**CHALLENGE**
Quote only the lines from the one containing "Give me a plain-text" through the final line, both included, and omit the pictures.

>> BEGIN EXTRACTED RECORDS

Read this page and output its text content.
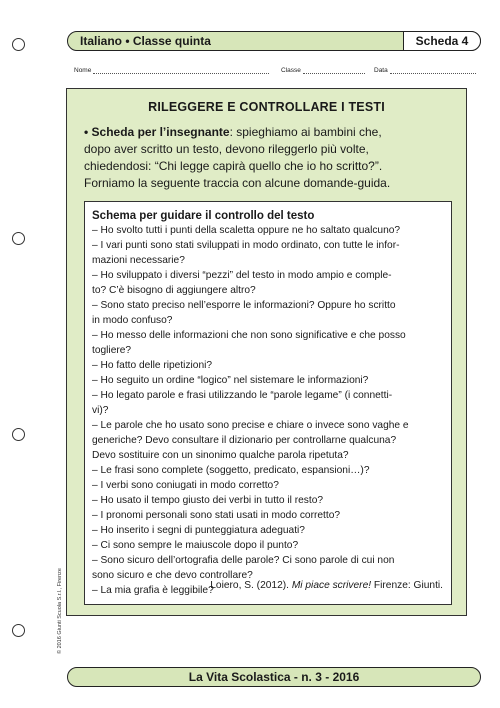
Italiano • Classe quinta	Scheda 4
Nome	Classe	Data
RILEGGERE E CONTROLLARE I TESTI
• Scheda per l’insegnante: spieghiamo ai bambini che,
dopo aver scritto un testo, devono rileggerlo più volte,
chiedendosi: “Chi legge capirà quello che io ho scritto?”.
Forniamo la seguente traccia con alcune domande-guida.
Schema per guidare il controllo del testo
– Ho svolto tutti i punti della scaletta oppure ne ho saltato qualcuno?
– I vari punti sono stati sviluppati in modo ordinato, con tutte le infor-
mazioni necessarie?
– Ho sviluppato i diversi “pezzi” del testo in modo ampio e comple-
to? C’è bisogno di aggiungere altro?
– Sono stato preciso nell’esporre le informazioni? Oppure ho scritto
in modo confuso?
– Ho messo delle informazioni che non sono significative e che posso
togliere?
– Ho fatto delle ripetizioni?
– Ho seguito un ordine “logico” nel sistemare le informazioni?
– Ho legato parole e frasi utilizzando le “parole legame” (i connetti-
vi)?
– Le parole che ho usato sono precise e chiare o invece sono vaghe e
generiche? Devo consultare il dizionario per controllarne qualcuna?
Devo sostituire con un sinonimo qualche parola ripetuta?
– Le frasi sono complete (soggetto, predicato, espansioni…)?
– I verbi sono coniugati in modo corretto?
– Ho usato il tempo giusto dei verbi in tutto il resto?
– I pronomi personali sono stati usati in modo corretto?
– Ho inserito i segni di punteggiatura adeguati?
– Ci sono sempre le maiuscole dopo il punto?
– Sono sicuro dell’ortografia delle parole? Ci sono parole di cui non
sono sicuro e che devo controllare?
– La mia grafia è leggibile?
Loiero, S. (2012). Mi piace scrivere! Firenze: Giunti.
© 2016 Giunti Scuola S.r.l., Firenze
La Vita Scolastica - n. 3 - 2016
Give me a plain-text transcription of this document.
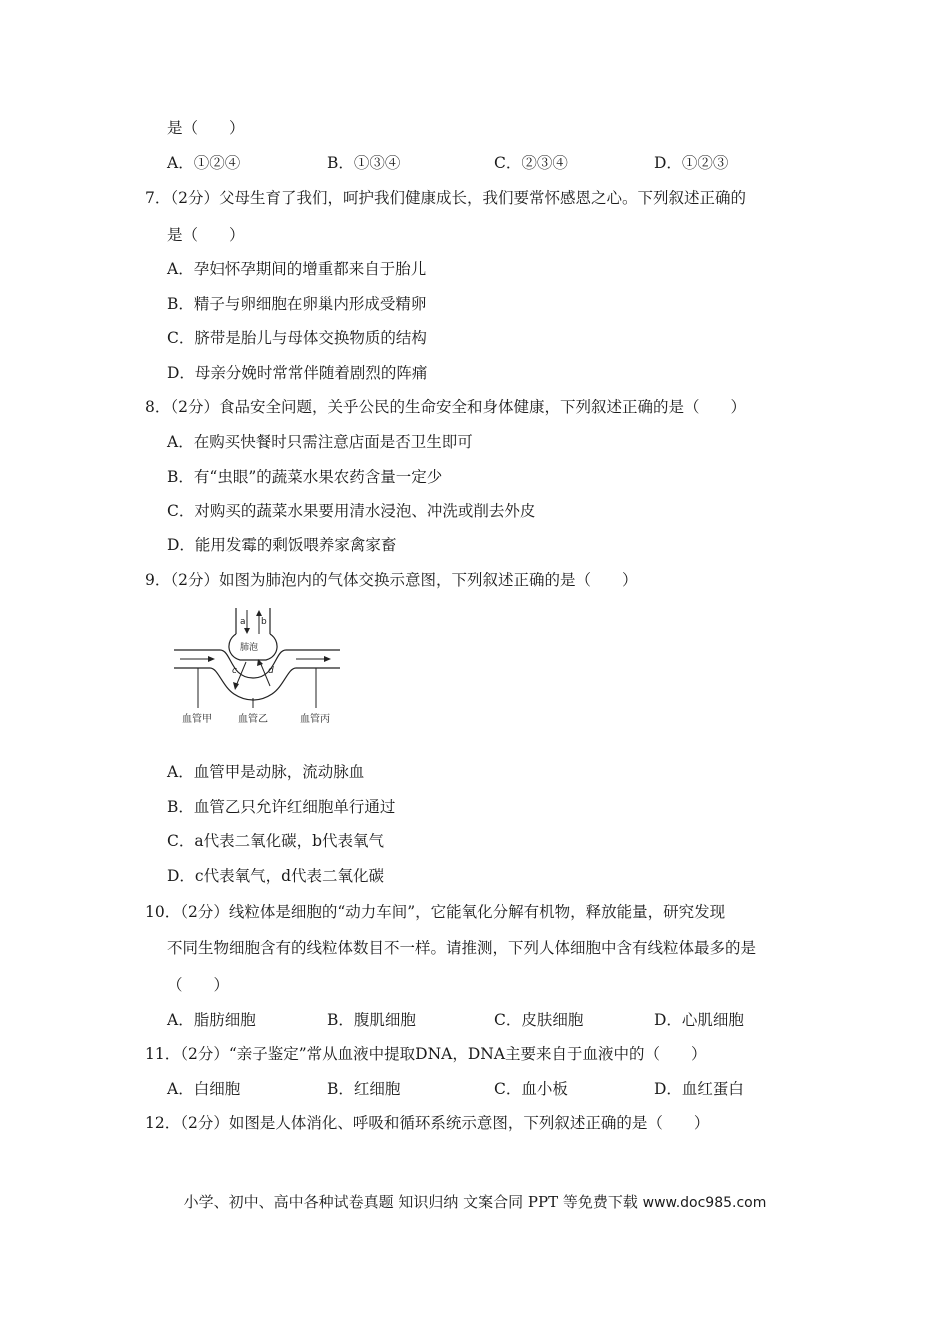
是（　　）
A．①②④	B．①③④	C．②③④	D．①②③
7．（2分）父母生育了我们，呵护我们健康成长，我们要常怀感恩之心。下列叙述正确的
是（　　）
A．孕妇怀孕期间的增重都来自于胎儿
B．精子与卵细胞在卵巢内形成受精卵
C．脐带是胎儿与母体交换物质的结构
D．母亲分娩时常常伴随着剧烈的阵痛
8．（2分）食品安全问题，关乎公民的生命安全和身体健康，下列叙述正确的是（　　）
A．在购买快餐时只需注意店面是否卫生即可
B．有“虫眼”的蔬菜水果农药含量一定少
C．对购买的蔬菜水果要用清水浸泡、冲洗或削去外皮
D．能用发霉的剩饭喂养家禽家畜
9．（2分）如图为肺泡内的气体交换示意图，下列叙述正确的是（　　）
a b
肺泡
c	d
血管甲	血管乙	血管丙
A．血管甲是动脉，流动脉血
B．血管乙只允许红细胞单行通过
C．a代表二氧化碳，b代表氧气
D．c代表氧气，d代表二氧化碳
10．（2分）线粒体是细胞的“动力车间”，它能氧化分解有机物，释放能量，研究发现
不同生物细胞含有的线粒体数目不一样。请推测，下列人体细胞中含有线粒体最多的是
（　　）
A．脂肪细胞	B．腹肌细胞	C．皮肤细胞	D．心肌细胞
11．（2分）“亲子鉴定”常从血液中提取DNA，DNA主要来自于血液中的（　　）
A．白细胞	B．红细胞	C．血小板	D．血红蛋白
12．（2分）如图是人体消化、呼吸和循环系统示意图，下列叙述正确的是（　　）
小学、初中、高中各种试卷真题 知识归纳 文案合同 PPT 等免费下载 www.doc985.com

>> END EXTRACTED RECORDS

**REPLY**
Give me a plain-text transcription of this document.
是（　　）
A．①②④	B．①③④	C．②③④	D．①②③
7．（2分）父母生育了我们，呵护我们健康成长，我们要常怀感恩之心。下列叙述正确的
是（　　）
A．孕妇怀孕期间的增重都来自于胎儿
B．精子与卵细胞在卵巢内形成受精卵
C．脐带是胎儿与母体交换物质的结构
D．母亲分娩时常常伴随着剧烈的阵痛
8．（2分）食品安全问题，关乎公民的生命安全和身体健康，下列叙述正确的是（　　）
A．在购买快餐时只需注意店面是否卫生即可
B．有“虫眼”的蔬菜水果农药含量一定少
C．对购买的蔬菜水果要用清水浸泡、冲洗或削去外皮
D．能用发霉的剩饭喂养家禽家畜
9．（2分）如图为肺泡内的气体交换示意图，下列叙述正确的是（　　）
a b
肺泡
c	d
血管甲	血管乙	血管丙
A．血管甲是动脉，流动脉血
B．血管乙只允许红细胞单行通过
C．a代表二氧化碳，b代表氧气
D．c代表氧气，d代表二氧化碳
10．（2分）线粒体是细胞的“动力车间”，它能氧化分解有机物，释放能量，研究发现
不同生物细胞含有的线粒体数目不一样。请推测，下列人体细胞中含有线粒体最多的是
（　　）
A．脂肪细胞	B．腹肌细胞	C．皮肤细胞	D．心肌细胞
11．（2分）“亲子鉴定”常从血液中提取DNA，DNA主要来自于血液中的（　　）
A．白细胞	B．红细胞	C．血小板	D．血红蛋白
12．（2分）如图是人体消化、呼吸和循环系统示意图，下列叙述正确的是（　　）
小学、初中、高中各种试卷真题 知识归纳 文案合同 PPT 等免费下载 www.doc985.com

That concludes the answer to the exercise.